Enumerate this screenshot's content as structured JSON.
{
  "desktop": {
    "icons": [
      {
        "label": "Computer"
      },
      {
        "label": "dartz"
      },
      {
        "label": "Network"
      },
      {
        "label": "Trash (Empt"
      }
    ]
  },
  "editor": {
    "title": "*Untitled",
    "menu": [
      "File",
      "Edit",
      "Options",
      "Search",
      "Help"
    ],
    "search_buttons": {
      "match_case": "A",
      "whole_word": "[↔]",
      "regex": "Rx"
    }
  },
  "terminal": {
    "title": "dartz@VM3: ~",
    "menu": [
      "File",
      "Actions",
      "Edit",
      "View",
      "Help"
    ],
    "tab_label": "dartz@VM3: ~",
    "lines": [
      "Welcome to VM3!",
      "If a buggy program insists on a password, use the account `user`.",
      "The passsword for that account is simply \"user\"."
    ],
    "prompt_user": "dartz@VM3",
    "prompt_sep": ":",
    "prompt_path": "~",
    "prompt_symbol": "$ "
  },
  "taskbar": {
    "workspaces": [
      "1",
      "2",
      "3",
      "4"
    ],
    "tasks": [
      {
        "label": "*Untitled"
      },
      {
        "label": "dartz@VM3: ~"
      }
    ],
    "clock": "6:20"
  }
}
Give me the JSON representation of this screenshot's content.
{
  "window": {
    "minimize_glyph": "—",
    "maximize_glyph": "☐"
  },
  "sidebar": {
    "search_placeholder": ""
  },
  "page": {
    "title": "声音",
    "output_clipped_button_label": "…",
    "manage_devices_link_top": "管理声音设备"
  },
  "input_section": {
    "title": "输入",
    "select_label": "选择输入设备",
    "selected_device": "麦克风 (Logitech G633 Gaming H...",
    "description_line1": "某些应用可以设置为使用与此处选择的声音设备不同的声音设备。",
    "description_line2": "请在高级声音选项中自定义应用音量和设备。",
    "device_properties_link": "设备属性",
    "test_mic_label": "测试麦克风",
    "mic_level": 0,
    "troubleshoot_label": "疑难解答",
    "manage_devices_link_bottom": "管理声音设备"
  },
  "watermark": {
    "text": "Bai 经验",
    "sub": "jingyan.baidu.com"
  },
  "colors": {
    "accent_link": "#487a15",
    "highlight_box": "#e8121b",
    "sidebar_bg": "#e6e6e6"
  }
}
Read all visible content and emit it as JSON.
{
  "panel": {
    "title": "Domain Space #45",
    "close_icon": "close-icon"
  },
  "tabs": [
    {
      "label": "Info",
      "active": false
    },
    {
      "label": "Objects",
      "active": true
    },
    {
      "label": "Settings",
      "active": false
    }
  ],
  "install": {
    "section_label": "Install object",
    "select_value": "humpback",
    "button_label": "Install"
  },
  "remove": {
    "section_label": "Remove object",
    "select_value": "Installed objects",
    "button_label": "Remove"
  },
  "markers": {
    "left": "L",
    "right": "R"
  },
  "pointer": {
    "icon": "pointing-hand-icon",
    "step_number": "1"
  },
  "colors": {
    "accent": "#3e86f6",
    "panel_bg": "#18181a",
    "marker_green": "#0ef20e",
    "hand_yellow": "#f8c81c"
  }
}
────────────────
**EXERCISE TASK:** Exact output of every entry is required.

**OUTPUT OF THE TASK:**
Enumerate this screenshot's content as structured JSON.
{
  "desktop": {
    "icons": [
      {
        "label": "Computer"
      },
      {
        "label": "dartz"
      },
      {
        "label": "Network"
      },
      {
        "label": "Trash (Empt"
      }
    ]
  },
  "editor": {
    "title": "*Untitled",
    "menu": [
      "File",
      "Edit",
      "Options",
      "Search",
      "Help"
    ],
    "search_buttons": {
      "match_case": "A",
      "whole_word": "[↔]",
      "regex": "Rx"
    }
  },
  "terminal": {
    "title": "dartz@VM3: ~",
    "menu": [
      "File",
      "Actions",
      "Edit",
      "View",
      "Help"
    ],
    "tab_label": "dartz@VM3: ~",
    "lines": [
      "Welcome to VM3!",
      "If a buggy program insists on a password, use the account `user`.",
      "The passsword for that account is simply \"user\"."
    ],
    "prompt_user": "dartz@VM3",
    "prompt_sep": ":",
    "prompt_path": "~",
    "prompt_symbol": "$ "
  },
  "taskbar": {
    "workspaces": [
      "1",
      "2",
      "3",
      "4"
    ],
    "tasks": [
      {
        "label": "*Untitled"
      },
      {
        "label": "dartz@VM3: ~"
      }
    ],
    "clock": "6:20"
  }
}
Give me the JSON representation of this screenshot's content.
{
  "window": {
    "minimize_glyph": "—",
    "maximize_glyph": "☐"
  },
  "sidebar": {
    "search_placeholder": ""
  },
  "page": {
    "title": "声音",
    "output_clipped_button_label": "…",
    "manage_devices_link_top": "管理声音设备"
  },
  "input_section": {
    "title": "输入",
    "select_label": "选择输入设备",
    "selected_device": "麦克风 (Logitech G633 Gaming H...",
    "description_line1": "某些应用可以设置为使用与此处选择的声音设备不同的声音设备。",
    "description_line2": "请在高级声音选项中自定义应用音量和设备。",
    "device_properties_link": "设备属性",
    "test_mic_label": "测试麦克风",
    "mic_level": 0,
    "troubleshoot_label": "疑难解答",
    "manage_devices_link_bottom": "管理声音设备"
  },
  "watermark": {
    "text": "Bai 经验",
    "sub": "jingyan.baidu.com"
  },
  "colors": {
    "accent_link": "#487a15",
    "highlight_box": "#e8121b",
    "sidebar_bg": "#e6e6e6"
  }
}
Read all visible content and emit it as JSON.
{
  "panel": {
    "title": "Domain Space #45",
    "close_icon": "close-icon"
  },
  "tabs": [
    {
      "label": "Info",
      "active": false
    },
    {
      "label": "Objects",
      "active": true
    },
    {
      "label": "Settings",
      "active": false
    }
  ],
  "install": {
    "section_label": "Install object",
    "select_value": "humpback",
    "button_label": "Install"
  },
  "remove": {
    "section_label": "Remove object",
    "select_value": "Installed objects",
    "button_label": "Remove"
  },
  "markers": {
    "left": "L",
    "right": "R"
  },
  "pointer": {
    "icon": "pointing-hand-icon",
    "step_number": "1"
  },
  "colors": {
    "accent": "#3e86f6",
    "panel_bg": "#18181a",
    "marker_green": "#0ef20e",
    "hand_yellow": "#f8c81c"
  }
}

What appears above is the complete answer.